LISTED ENTRIES
--- start ---
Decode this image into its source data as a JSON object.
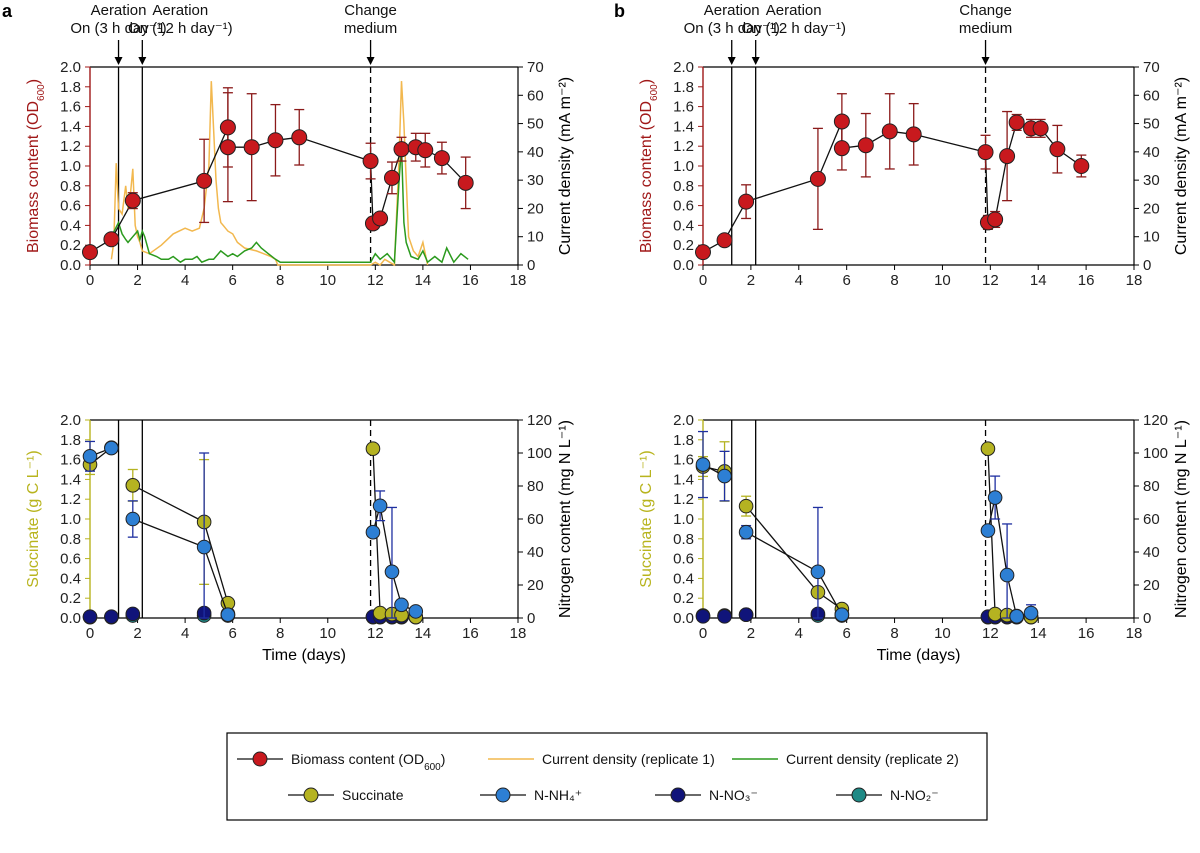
{
  "panel_labels": [
    "a",
    "b"
  ],
  "annotations": {
    "aeration1": [
      "Aeration",
      "On (3 h day⁻¹)"
    ],
    "aeration2": [
      "Aeration",
      "On (12 h day⁻¹)"
    ],
    "change": [
      "Change",
      "medium"
    ]
  },
  "axis_titles": {
    "biomass": "Biomass content (OD600)",
    "current": "Current density (mA m⁻²)",
    "succinate": "Succinate (g C L⁻¹)",
    "nitrogen": "Nitrogen content (mg N L⁻¹)",
    "time": "Time (days)"
  },
  "colors": {
    "biomass": "#c8191e",
    "biomass_err": "#8b1a1a",
    "biomass_axis": "#a01818",
    "succinate": "#b5b321",
    "succinate_axis": "#b8b41e",
    "nh4": "#2d7fd4",
    "nh4_err": "#1e2fa0",
    "no3": "#10147a",
    "no2": "#1f8a86",
    "cd1": "#f2b84f",
    "cd2": "#2b9a1e"
  },
  "legend": {
    "items": [
      {
        "key": "biomass",
        "label": "Biomass content (OD600)",
        "kind": "marker"
      },
      {
        "key": "cd1",
        "label": "Current density (replicate 1)",
        "kind": "line"
      },
      {
        "key": "cd2",
        "label": "Current density (replicate 2)",
        "kind": "line"
      },
      {
        "key": "succinate",
        "label": "Succinate",
        "kind": "marker"
      },
      {
        "key": "nh4",
        "label": "N-NH₄⁺",
        "kind": "marker"
      },
      {
        "key": "no3",
        "label": "N-NO₃⁻",
        "kind": "marker"
      },
      {
        "key": "no2",
        "label": "N-NO₂⁻",
        "kind": "marker"
      }
    ]
  },
  "chart_data": [
    {
      "type": "line",
      "panel": "a",
      "position": "top",
      "xlabel": "",
      "ylabel": "Biomass content (OD600)",
      "y2label": "Current density (mA m⁻²)",
      "xlim": [
        0,
        18
      ],
      "ylim": [
        0,
        2.0
      ],
      "y2lim": [
        0,
        70
      ],
      "xticks": [
        0,
        2,
        4,
        6,
        8,
        10,
        12,
        14,
        16,
        18
      ],
      "yticks": [
        0,
        0.2,
        0.4,
        0.6,
        0.8,
        1.0,
        1.2,
        1.4,
        1.6,
        1.8,
        2.0
      ],
      "y2ticks": [
        0,
        10,
        20,
        30,
        40,
        50,
        60,
        70
      ],
      "event_lines": [
        {
          "x": 1.2,
          "style": "solid"
        },
        {
          "x": 2.2,
          "style": "solid"
        },
        {
          "x": 11.8,
          "style": "dashed"
        }
      ],
      "series": [
        {
          "key": "cd1",
          "axis": "right",
          "style": "line",
          "x": [
            0.9,
            1.0,
            1.1,
            1.2,
            1.35,
            1.5,
            1.6,
            1.7,
            1.8,
            1.9,
            2.0,
            2.1,
            2.2,
            2.5,
            3.0,
            3.5,
            4.0,
            4.3,
            4.6,
            4.8,
            5.0,
            5.1,
            5.2,
            5.3,
            5.4,
            5.5,
            5.6,
            5.7,
            5.8,
            6.0,
            6.2,
            6.5,
            7.0,
            7.3,
            7.6,
            7.8,
            7.9,
            11.8,
            12.0,
            12.2,
            12.4,
            12.6,
            12.8,
            13.0,
            13.1,
            13.2,
            13.3,
            13.4,
            13.6,
            13.8,
            14.0,
            14.2
          ],
          "y": [
            2,
            8,
            36,
            20,
            18,
            28,
            20,
            25,
            34,
            14,
            10,
            8,
            5,
            4,
            7,
            11,
            13,
            12,
            13,
            20,
            35,
            65,
            48,
            30,
            20,
            15,
            14,
            13,
            12,
            11,
            8,
            6,
            5,
            4,
            3,
            2,
            0,
            0,
            1,
            0,
            2,
            1,
            0,
            38,
            65,
            50,
            30,
            10,
            5,
            3,
            8,
            0
          ]
        },
        {
          "key": "cd2",
          "axis": "right",
          "style": "line",
          "x": [
            0.9,
            1.2,
            1.35,
            1.5,
            1.6,
            1.8,
            2.0,
            2.1,
            2.2,
            2.3,
            2.5,
            2.8,
            3.0,
            3.3,
            3.5,
            3.8,
            4.0,
            4.3,
            4.5,
            4.7,
            5.0,
            5.2,
            5.5,
            5.8,
            6.0,
            6.2,
            6.5,
            6.8,
            7.0,
            7.2,
            7.5,
            7.8,
            8.0,
            9.0,
            10.0,
            11.0,
            11.8,
            12.0,
            12.2,
            12.5,
            12.8,
            13.0,
            13.1,
            13.2,
            13.3,
            13.5,
            13.8,
            14.0,
            14.2,
            14.5,
            14.8,
            15.0,
            15.3,
            15.6,
            15.9
          ],
          "y": [
            10,
            15,
            11,
            9,
            8,
            10,
            12,
            9,
            12,
            10,
            4,
            3,
            2,
            2,
            3,
            1,
            2,
            2,
            3,
            1,
            2,
            2,
            5,
            3,
            4,
            3,
            5,
            6,
            8,
            6,
            4,
            2,
            1,
            1,
            1,
            1,
            1,
            4,
            2,
            4,
            1,
            30,
            42,
            15,
            8,
            3,
            2,
            5,
            1,
            3,
            1,
            6,
            1,
            4,
            2
          ]
        },
        {
          "key": "biomass",
          "axis": "left",
          "style": "marker+line",
          "x": [
            0,
            0.9,
            1.8,
            4.8,
            5.8,
            5.8,
            6.8,
            7.8,
            8.8,
            11.8,
            11.9,
            12.2,
            12.7,
            13.1,
            13.7,
            14.1,
            14.8,
            15.8
          ],
          "y": [
            0.13,
            0.26,
            0.65,
            0.85,
            1.39,
            1.19,
            1.19,
            1.26,
            1.29,
            1.05,
            0.42,
            0.47,
            0.88,
            1.17,
            1.19,
            1.16,
            1.08,
            0.83
          ],
          "err": [
            0,
            0,
            0.08,
            0.42,
            0.4,
            0.55,
            0.54,
            0.36,
            0.28,
            0.18,
            0.06,
            0.06,
            0.16,
            0.12,
            0.14,
            0.17,
            0.16,
            0.26
          ]
        }
      ]
    },
    {
      "type": "line",
      "panel": "b",
      "position": "top",
      "xlabel": "",
      "ylabel": "Biomass content (OD600)",
      "y2label": "Current density (mA m⁻²)",
      "xlim": [
        0,
        18
      ],
      "ylim": [
        0,
        2.0
      ],
      "y2lim": [
        0,
        70
      ],
      "xticks": [
        0,
        2,
        4,
        6,
        8,
        10,
        12,
        14,
        16,
        18
      ],
      "yticks": [
        0,
        0.2,
        0.4,
        0.6,
        0.8,
        1.0,
        1.2,
        1.4,
        1.6,
        1.8,
        2.0
      ],
      "y2ticks": [
        0,
        10,
        20,
        30,
        40,
        50,
        60,
        70
      ],
      "event_lines": [
        {
          "x": 1.2,
          "style": "solid"
        },
        {
          "x": 2.2,
          "style": "solid"
        },
        {
          "x": 11.8,
          "style": "dashed"
        }
      ],
      "series": [
        {
          "key": "biomass",
          "axis": "left",
          "style": "marker+line",
          "x": [
            0,
            0.9,
            1.8,
            4.8,
            5.8,
            5.8,
            6.8,
            7.8,
            8.8,
            11.8,
            11.9,
            12.2,
            12.7,
            13.1,
            13.7,
            14.1,
            14.8,
            15.8
          ],
          "y": [
            0.13,
            0.25,
            0.64,
            0.87,
            1.45,
            1.18,
            1.21,
            1.35,
            1.32,
            1.14,
            0.43,
            0.46,
            1.1,
            1.44,
            1.38,
            1.38,
            1.17,
            1.0
          ],
          "err": [
            0,
            0,
            0.17,
            0.51,
            0.28,
            0.22,
            0.32,
            0.38,
            0.31,
            0.17,
            0.07,
            0.08,
            0.45,
            0.08,
            0.09,
            0.09,
            0.24,
            0.11
          ]
        }
      ]
    },
    {
      "type": "line",
      "panel": "a",
      "position": "bottom",
      "xlabel": "Time (days)",
      "ylabel": "Succinate (g C L⁻¹)",
      "y2label": "Nitrogen content (mg N L⁻¹)",
      "xlim": [
        0,
        18
      ],
      "ylim": [
        0,
        2.0
      ],
      "y2lim": [
        0,
        120
      ],
      "xticks": [
        0,
        2,
        4,
        6,
        8,
        10,
        12,
        14,
        16,
        18
      ],
      "yticks": [
        0,
        0.2,
        0.4,
        0.6,
        0.8,
        1.0,
        1.2,
        1.4,
        1.6,
        1.8,
        2.0
      ],
      "y2ticks": [
        0,
        20,
        40,
        60,
        80,
        100,
        120
      ],
      "event_lines": [
        {
          "x": 1.2,
          "style": "solid"
        },
        {
          "x": 2.2,
          "style": "solid"
        },
        {
          "x": 11.8,
          "style": "dashed"
        }
      ],
      "series": [
        {
          "key": "no2",
          "axis": "right",
          "style": "marker",
          "x": [
            0,
            0.9,
            1.8,
            4.8,
            5.8,
            11.9,
            12.2,
            12.7,
            13.1,
            13.7
          ],
          "y": [
            0.5,
            0.5,
            1.5,
            1.5,
            1.5,
            0.5,
            0.5,
            0.5,
            0.5,
            0.5
          ],
          "err": []
        },
        {
          "key": "no3",
          "axis": "right",
          "style": "marker",
          "x": [
            0,
            0.9,
            1.8,
            4.8,
            5.8,
            11.9,
            12.2,
            12.7,
            13.1,
            13.7
          ],
          "y": [
            0.8,
            0.8,
            2.5,
            3,
            2.5,
            0.8,
            0.8,
            0.8,
            0.8,
            0.8
          ],
          "err": []
        },
        {
          "key": "succinate",
          "axis": "left",
          "style": "marker+line",
          "segments": [
            [
              0,
              1
            ],
            [
              2,
              3,
              4
            ],
            [
              5,
              6,
              7,
              8,
              9
            ]
          ],
          "x": [
            0,
            0.9,
            1.8,
            4.8,
            5.8,
            11.9,
            12.2,
            12.7,
            13.1,
            13.7
          ],
          "y": [
            1.55,
            1.72,
            1.34,
            0.97,
            0.15,
            1.71,
            0.05,
            0.04,
            0.03,
            0.01
          ],
          "err": [
            0.1,
            0,
            0.16,
            0.63,
            0,
            0,
            0,
            0,
            0,
            0
          ]
        },
        {
          "key": "nh4",
          "axis": "right",
          "style": "marker+line",
          "segments": [
            [
              0,
              1
            ],
            [
              2,
              3,
              4
            ],
            [
              5,
              6,
              7,
              8,
              9
            ]
          ],
          "x": [
            0,
            0.9,
            1.8,
            4.8,
            5.8,
            11.9,
            12.2,
            12.7,
            13.1,
            13.7
          ],
          "y": [
            98,
            103,
            60,
            43,
            2,
            52,
            68,
            28,
            8,
            4
          ],
          "err": [
            9,
            0,
            11,
            57,
            0,
            0,
            9,
            39,
            0,
            0
          ]
        }
      ]
    },
    {
      "type": "line",
      "panel": "b",
      "position": "bottom",
      "xlabel": "Time (days)",
      "ylabel": "Succinate (g C L⁻¹)",
      "y2label": "Nitrogen content (mg N L⁻¹)",
      "xlim": [
        0,
        18
      ],
      "ylim": [
        0,
        2.0
      ],
      "y2lim": [
        0,
        120
      ],
      "xticks": [
        0,
        2,
        4,
        6,
        8,
        10,
        12,
        14,
        16,
        18
      ],
      "yticks": [
        0,
        0.2,
        0.4,
        0.6,
        0.8,
        1.0,
        1.2,
        1.4,
        1.6,
        1.8,
        2.0
      ],
      "y2ticks": [
        0,
        20,
        40,
        60,
        80,
        100,
        120
      ],
      "event_lines": [
        {
          "x": 1.2,
          "style": "solid"
        },
        {
          "x": 2.2,
          "style": "solid"
        },
        {
          "x": 11.8,
          "style": "dashed"
        }
      ],
      "series": [
        {
          "key": "no2",
          "axis": "right",
          "style": "marker",
          "x": [
            0,
            0.9,
            1.8,
            4.8,
            5.8,
            11.9,
            12.2,
            12.7,
            13.1,
            13.7
          ],
          "y": [
            1.5,
            1.5,
            2,
            1.5,
            1.5,
            0.5,
            0.5,
            0.5,
            0.5,
            0.5
          ],
          "err": []
        },
        {
          "key": "no3",
          "axis": "right",
          "style": "marker",
          "x": [
            0,
            0.9,
            1.8,
            4.8,
            5.8,
            11.9,
            12.2,
            12.7,
            13.1,
            13.7
          ],
          "y": [
            1,
            1,
            2,
            2.5,
            2.5,
            0.8,
            0.8,
            0.8,
            0.8,
            0.8
          ],
          "err": []
        },
        {
          "key": "succinate",
          "axis": "left",
          "style": "marker+line",
          "segments": [
            [
              0,
              1
            ],
            [
              2,
              3,
              4
            ],
            [
              5,
              6,
              7,
              8,
              9
            ]
          ],
          "x": [
            0,
            0.9,
            1.8,
            4.8,
            5.8,
            11.9,
            12.2,
            12.7,
            13.1,
            13.7
          ],
          "y": [
            1.53,
            1.48,
            1.13,
            0.26,
            0.09,
            1.71,
            0.04,
            0.03,
            0.02,
            0.01
          ],
          "err": [
            0.1,
            0.3,
            0.1,
            0,
            0,
            0,
            0,
            0,
            0,
            0
          ]
        },
        {
          "key": "nh4",
          "axis": "right",
          "style": "marker+line",
          "segments": [
            [
              0,
              1
            ],
            [
              2,
              3,
              4
            ],
            [
              5,
              6,
              7,
              8,
              9
            ]
          ],
          "x": [
            0,
            0.9,
            1.8,
            4.8,
            5.8,
            11.9,
            12.2,
            12.7,
            13.1,
            13.7
          ],
          "y": [
            93,
            86,
            52,
            28,
            2,
            53,
            73,
            26,
            1,
            3
          ],
          "err": [
            20,
            15,
            4,
            39,
            0,
            0,
            13,
            31,
            0,
            5
          ]
        }
      ]
    }
  ]
}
--- end ---
AIM
Scan the data above and copy every line with "Current" in it.

OUTPUT BELOW
    "current": "Current density (mA m⁻²)",
        "label": "Current density (replicate 1)",
        "label": "Current density (replicate 2)",
      "y2label": "Current density (mA m⁻²)",
      "y2label": "Current density (mA m⁻²)",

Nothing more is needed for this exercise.